→ **EXERCISE MATERIALS**
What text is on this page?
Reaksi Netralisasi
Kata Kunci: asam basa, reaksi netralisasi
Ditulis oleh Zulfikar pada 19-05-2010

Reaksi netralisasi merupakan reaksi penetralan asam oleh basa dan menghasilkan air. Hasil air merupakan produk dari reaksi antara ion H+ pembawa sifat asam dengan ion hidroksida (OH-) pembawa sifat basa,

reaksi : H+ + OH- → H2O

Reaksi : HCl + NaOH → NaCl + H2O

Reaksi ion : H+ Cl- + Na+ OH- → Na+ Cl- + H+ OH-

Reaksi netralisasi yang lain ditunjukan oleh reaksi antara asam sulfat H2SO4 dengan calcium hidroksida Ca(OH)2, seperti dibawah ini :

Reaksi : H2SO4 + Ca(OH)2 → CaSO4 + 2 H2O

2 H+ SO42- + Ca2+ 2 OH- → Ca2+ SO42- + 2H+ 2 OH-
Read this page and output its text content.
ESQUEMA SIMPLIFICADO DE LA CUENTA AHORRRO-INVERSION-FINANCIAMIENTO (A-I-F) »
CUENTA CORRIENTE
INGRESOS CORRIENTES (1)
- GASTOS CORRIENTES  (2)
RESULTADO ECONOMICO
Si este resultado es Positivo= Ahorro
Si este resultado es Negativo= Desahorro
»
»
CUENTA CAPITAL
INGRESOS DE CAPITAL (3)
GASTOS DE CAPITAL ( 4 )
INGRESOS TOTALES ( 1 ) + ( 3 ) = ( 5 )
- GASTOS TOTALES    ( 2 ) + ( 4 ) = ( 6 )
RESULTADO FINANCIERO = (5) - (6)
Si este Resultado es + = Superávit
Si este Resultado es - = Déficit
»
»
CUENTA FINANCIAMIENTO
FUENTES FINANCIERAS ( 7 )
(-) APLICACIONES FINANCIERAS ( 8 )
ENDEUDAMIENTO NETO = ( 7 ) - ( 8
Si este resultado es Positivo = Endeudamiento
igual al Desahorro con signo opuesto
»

→ **TASK TO CARRY OUT**
State how many lines of the listing hold the string "text"; reply with the number and nothing else.

→ **WORKED SOLUTION**
2